Dataset excerpt

━━━

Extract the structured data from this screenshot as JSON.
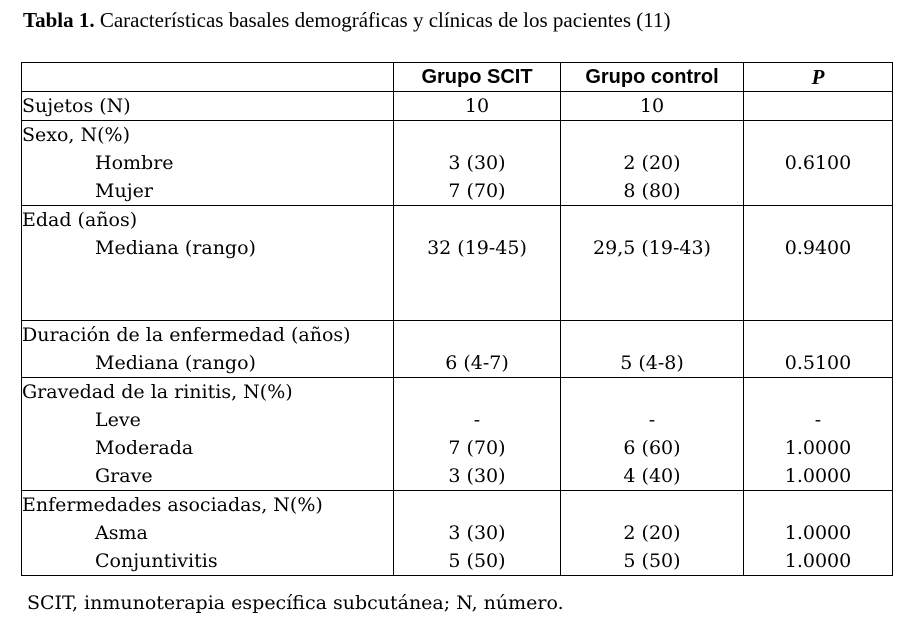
{
  "caption": {
    "label": "Tabla 1.",
    "text": " Características basales demográficas y clínicas de los pacientes (11)"
  },
  "table": {
    "headers": [
      "",
      "Grupo SCIT",
      "Grupo control",
      "P"
    ],
    "sujetos": {
      "label": "Sujetos (N)",
      "scit": "10",
      "control": "10",
      "p": ""
    },
    "sexo": {
      "label": "Sexo, N(%)",
      "rows": [
        {
          "label": "Hombre",
          "scit": "3 (30)",
          "control": "2 (20)"
        },
        {
          "label": "Mujer",
          "scit": "7 (70)",
          "control": "8 (80)"
        }
      ],
      "p": "0.6100"
    },
    "edad": {
      "label": "Edad (años)",
      "sub": "Mediana (rango)",
      "scit": "32 (19-45)",
      "control": "29,5 (19-43)",
      "p": "0.9400"
    },
    "duracion": {
      "label": "Duración de la enfermedad (años)",
      "sub": "Mediana (rango)",
      "scit": "6 (4-7)",
      "control": "5 (4-8)",
      "p": "0.5100"
    },
    "gravedad": {
      "label": "Gravedad de la rinitis, N(%)",
      "rows": [
        {
          "label": "Leve",
          "scit": "-",
          "control": "-",
          "p": "-"
        },
        {
          "label": "Moderada",
          "scit": "7 (70)",
          "control": "6 (60)",
          "p": "1.0000"
        },
        {
          "label": "Grave",
          "scit": "3 (30)",
          "control": "4 (40)",
          "p": "1.0000"
        }
      ]
    },
    "enfermedades": {
      "label": "Enfermedades asociadas, N(%)",
      "rows": [
        {
          "label": "Asma",
          "scit": "3 (30)",
          "control": "2 (20)",
          "p": "1.0000"
        },
        {
          "label": "Conjuntivitis",
          "scit": "5 (50)",
          "control": "5 (50)",
          "p": "1.0000"
        }
      ]
    }
  },
  "footnote": "SCIT, inmunoterapia específica subcutánea; N, número."
}
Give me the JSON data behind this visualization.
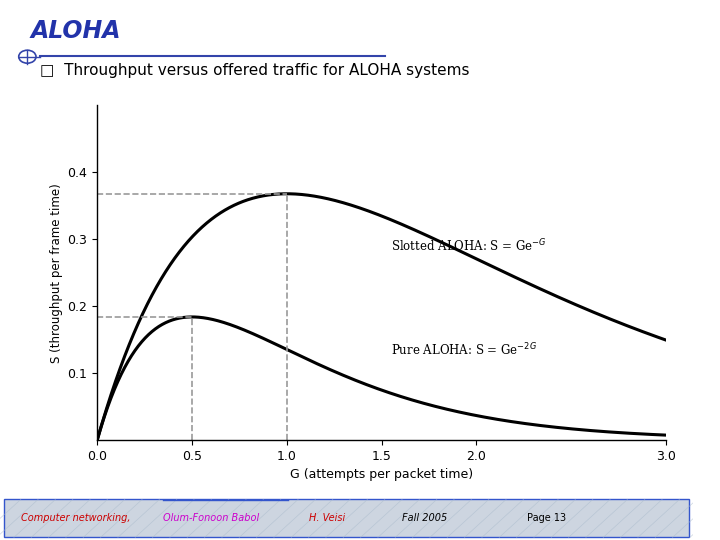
{
  "title": "ALOHA",
  "subtitle": "Throughput versus offered traffic for ALOHA systems",
  "xlabel": "G (attempts per packet time)",
  "ylabel": "S (throughput per frame time)",
  "xlim": [
    0,
    3.0
  ],
  "ylim": [
    0,
    0.5
  ],
  "xticks": [
    0,
    0.5,
    1.0,
    1.5,
    2.0,
    3.0
  ],
  "yticks": [
    0.1,
    0.2,
    0.3,
    0.4
  ],
  "dashed_color": "#999999",
  "curve_color": "#000000",
  "bg_color": "#ffffff",
  "plot_bg": "#ffffff",
  "footer_color_red": "#cc0000",
  "footer_color_purple": "#cc00cc",
  "footer_bg": "#cdd5e0",
  "title_color": "#2233aa",
  "line_color": "#3344aa",
  "right_bar_color": "#3355cc"
}
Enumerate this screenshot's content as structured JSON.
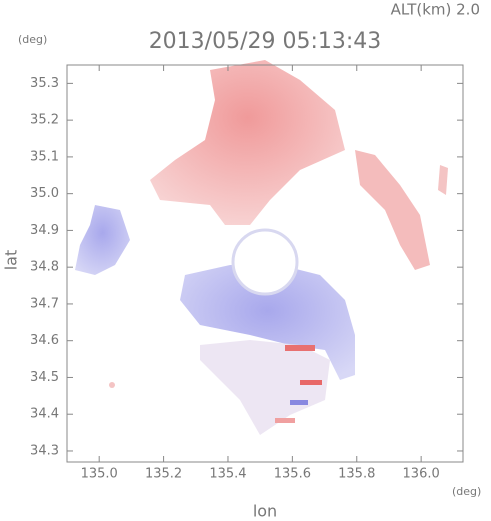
{
  "chart_data": {
    "type": "image",
    "title": "2013/05/29 05:13:43",
    "annotation": "ALT(km) 2.0",
    "xlabel": "lon",
    "ylabel": "lat",
    "xunit": "(deg)",
    "yunit": "(deg)",
    "xlim": [
      134.9,
      136.13
    ],
    "ylim": [
      34.27,
      35.35
    ],
    "xticks": [
      {
        "value": 135,
        "label": "135.0"
      },
      135.2,
      135.4,
      135.6,
      135.8,
      {
        "value": 136,
        "label": "136.0"
      }
    ],
    "yticks": [
      34.3,
      34.4,
      34.5,
      34.6,
      34.7,
      34.8,
      34.9,
      {
        "value": 35,
        "label": "35.0"
      },
      35.1,
      35.2,
      35.3
    ]
  }
}
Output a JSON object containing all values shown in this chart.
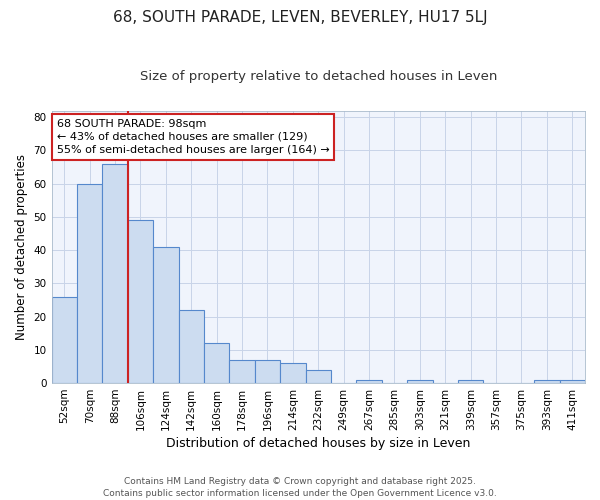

━━━

• REQUIREMENT
Copy every line above that includes the string "JSON".

• ANSWER TO THE TASK
Extract the structured data from this screenshot as JSON.
Give me the JSON data behind this visualization.
Enumerate this screenshot's content as structured JSON.
Output a JSON object containing all values shown in this chart.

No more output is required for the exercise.